* Prompt: Omit the images, then output each of the records below exactly.

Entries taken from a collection

========

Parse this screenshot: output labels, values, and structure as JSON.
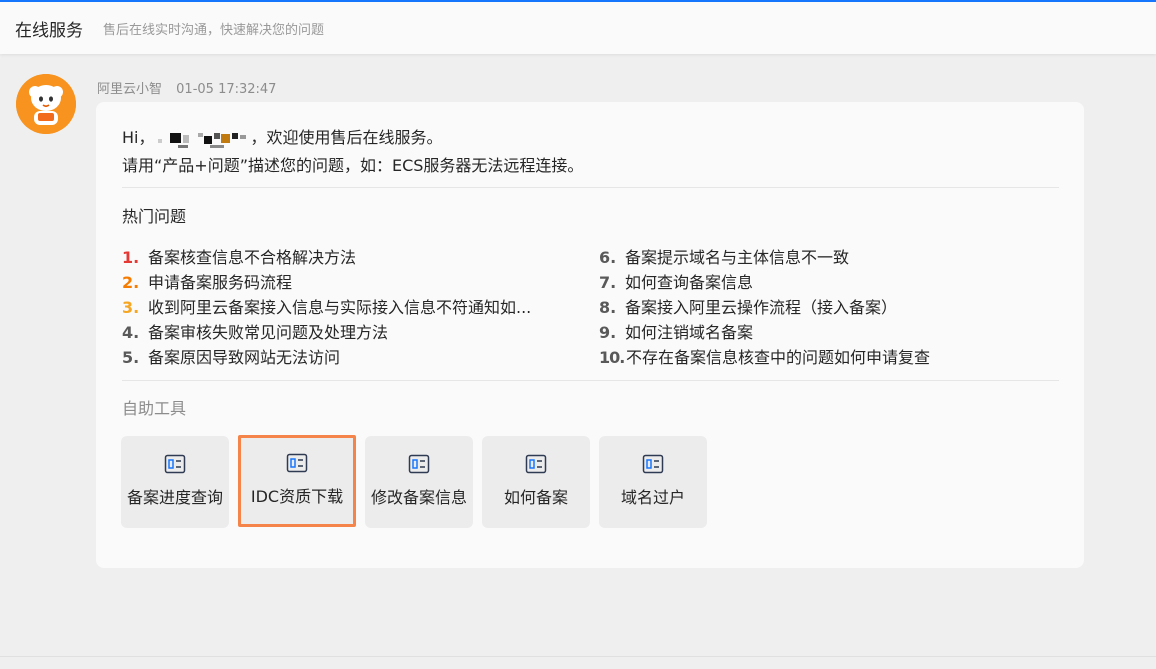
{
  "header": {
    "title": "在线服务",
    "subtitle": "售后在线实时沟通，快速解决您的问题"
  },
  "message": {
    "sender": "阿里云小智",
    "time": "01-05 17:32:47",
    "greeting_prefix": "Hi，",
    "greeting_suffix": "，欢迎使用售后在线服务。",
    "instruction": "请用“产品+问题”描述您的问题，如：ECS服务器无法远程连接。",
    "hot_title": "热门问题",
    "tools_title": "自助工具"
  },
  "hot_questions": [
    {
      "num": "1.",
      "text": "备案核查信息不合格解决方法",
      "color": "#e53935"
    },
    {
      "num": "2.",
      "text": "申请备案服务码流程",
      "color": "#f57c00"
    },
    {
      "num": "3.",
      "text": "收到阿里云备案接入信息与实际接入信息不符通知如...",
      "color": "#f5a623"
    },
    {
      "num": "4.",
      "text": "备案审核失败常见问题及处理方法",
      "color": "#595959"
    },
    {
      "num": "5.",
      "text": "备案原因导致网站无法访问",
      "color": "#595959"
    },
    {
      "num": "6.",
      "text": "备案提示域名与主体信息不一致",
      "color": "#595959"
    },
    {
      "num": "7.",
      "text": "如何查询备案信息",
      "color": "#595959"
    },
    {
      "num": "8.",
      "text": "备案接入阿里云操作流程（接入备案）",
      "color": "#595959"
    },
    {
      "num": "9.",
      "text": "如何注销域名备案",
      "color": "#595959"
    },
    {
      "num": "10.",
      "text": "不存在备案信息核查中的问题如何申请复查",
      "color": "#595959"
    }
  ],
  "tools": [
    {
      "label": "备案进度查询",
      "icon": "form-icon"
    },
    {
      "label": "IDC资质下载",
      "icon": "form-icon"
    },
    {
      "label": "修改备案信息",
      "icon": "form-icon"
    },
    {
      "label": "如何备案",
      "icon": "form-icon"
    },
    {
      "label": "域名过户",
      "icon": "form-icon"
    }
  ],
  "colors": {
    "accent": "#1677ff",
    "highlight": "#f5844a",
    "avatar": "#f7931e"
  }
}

========

* Written solution:
Parse this screenshot: output labels, values, and structure as JSON.
{
  "header": {
    "title": "在线服务",
    "subtitle": "售后在线实时沟通，快速解决您的问题"
  },
  "message": {
    "sender": "阿里云小智",
    "time": "01-05 17:32:47",
    "greeting_prefix": "Hi，",
    "greeting_suffix": "，欢迎使用售后在线服务。",
    "instruction": "请用“产品+问题”描述您的问题，如：ECS服务器无法远程连接。",
    "hot_title": "热门问题",
    "tools_title": "自助工具"
  },
  "hot_questions": [
    {
      "num": "1.",
      "text": "备案核查信息不合格解决方法",
      "color": "#e53935"
    },
    {
      "num": "2.",
      "text": "申请备案服务码流程",
      "color": "#f57c00"
    },
    {
      "num": "3.",
      "text": "收到阿里云备案接入信息与实际接入信息不符通知如...",
      "color": "#f5a623"
    },
    {
      "num": "4.",
      "text": "备案审核失败常见问题及处理方法",
      "color": "#595959"
    },
    {
      "num": "5.",
      "text": "备案原因导致网站无法访问",
      "color": "#595959"
    },
    {
      "num": "6.",
      "text": "备案提示域名与主体信息不一致",
      "color": "#595959"
    },
    {
      "num": "7.",
      "text": "如何查询备案信息",
      "color": "#595959"
    },
    {
      "num": "8.",
      "text": "备案接入阿里云操作流程（接入备案）",
      "color": "#595959"
    },
    {
      "num": "9.",
      "text": "如何注销域名备案",
      "color": "#595959"
    },
    {
      "num": "10.",
      "text": "不存在备案信息核查中的问题如何申请复查",
      "color": "#595959"
    }
  ],
  "tools": [
    {
      "label": "备案进度查询",
      "icon": "form-icon"
    },
    {
      "label": "IDC资质下载",
      "icon": "form-icon"
    },
    {
      "label": "修改备案信息",
      "icon": "form-icon"
    },
    {
      "label": "如何备案",
      "icon": "form-icon"
    },
    {
      "label": "域名过户",
      "icon": "form-icon"
    }
  ],
  "colors": {
    "accent": "#1677ff",
    "highlight": "#f5844a",
    "avatar": "#f7931e"
  }
}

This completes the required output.